*Recorded data*
--- start ---

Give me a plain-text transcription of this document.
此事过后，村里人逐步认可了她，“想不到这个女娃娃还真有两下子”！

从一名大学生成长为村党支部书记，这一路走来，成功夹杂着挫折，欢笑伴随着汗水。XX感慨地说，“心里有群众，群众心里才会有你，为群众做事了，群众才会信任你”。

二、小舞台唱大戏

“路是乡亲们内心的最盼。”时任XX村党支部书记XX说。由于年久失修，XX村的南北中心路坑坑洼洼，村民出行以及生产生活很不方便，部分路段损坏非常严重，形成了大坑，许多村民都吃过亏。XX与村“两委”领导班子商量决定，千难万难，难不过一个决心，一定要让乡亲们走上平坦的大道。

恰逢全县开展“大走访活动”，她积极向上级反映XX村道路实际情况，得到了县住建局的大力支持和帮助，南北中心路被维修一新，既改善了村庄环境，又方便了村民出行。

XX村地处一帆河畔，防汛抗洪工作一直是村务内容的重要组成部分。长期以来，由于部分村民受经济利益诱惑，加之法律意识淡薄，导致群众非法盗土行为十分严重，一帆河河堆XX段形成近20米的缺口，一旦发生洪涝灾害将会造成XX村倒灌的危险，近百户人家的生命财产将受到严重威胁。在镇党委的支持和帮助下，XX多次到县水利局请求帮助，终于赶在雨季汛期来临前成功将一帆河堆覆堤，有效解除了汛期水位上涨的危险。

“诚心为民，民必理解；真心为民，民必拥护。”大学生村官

--- end ---

All of the lines above need to be given again exactly.

*Output of the task*
Give me a plain-text transcription of this document.
此事过后，村里人逐步认可了她，“想不到这个女娃娃还真有两下子”！

从一名大学生成长为村党支部书记，这一路走来，成功夹杂着挫折，欢笑伴随着汗水。XX感慨地说，“心里有群众，群众心里才会有你，为群众做事了，群众才会信任你”。

二、小舞台唱大戏

“路是乡亲们内心的最盼。”时任XX村党支部书记XX说。由于年久失修，XX村的南北中心路坑坑洼洼，村民出行以及生产生活很不方便，部分路段损坏非常严重，形成了大坑，许多村民都吃过亏。XX与村“两委”领导班子商量决定，千难万难，难不过一个决心，一定要让乡亲们走上平坦的大道。

恰逢全县开展“大走访活动”，她积极向上级反映XX村道路实际情况，得到了县住建局的大力支持和帮助，南北中心路被维修一新，既改善了村庄环境，又方便了村民出行。

XX村地处一帆河畔，防汛抗洪工作一直是村务内容的重要组成部分。长期以来，由于部分村民受经济利益诱惑，加之法律意识淡薄，导致群众非法盗土行为十分严重，一帆河河堆XX段形成近20米的缺口，一旦发生洪涝灾害将会造成XX村倒灌的危险，近百户人家的生命财产将受到严重威胁。在镇党委的支持和帮助下，XX多次到县水利局请求帮助，终于赶在雨季汛期来临前成功将一帆河堆覆堤，有效解除了汛期水位上涨的危险。

“诚心为民，民必理解；真心为民，民必拥护。”大学生村官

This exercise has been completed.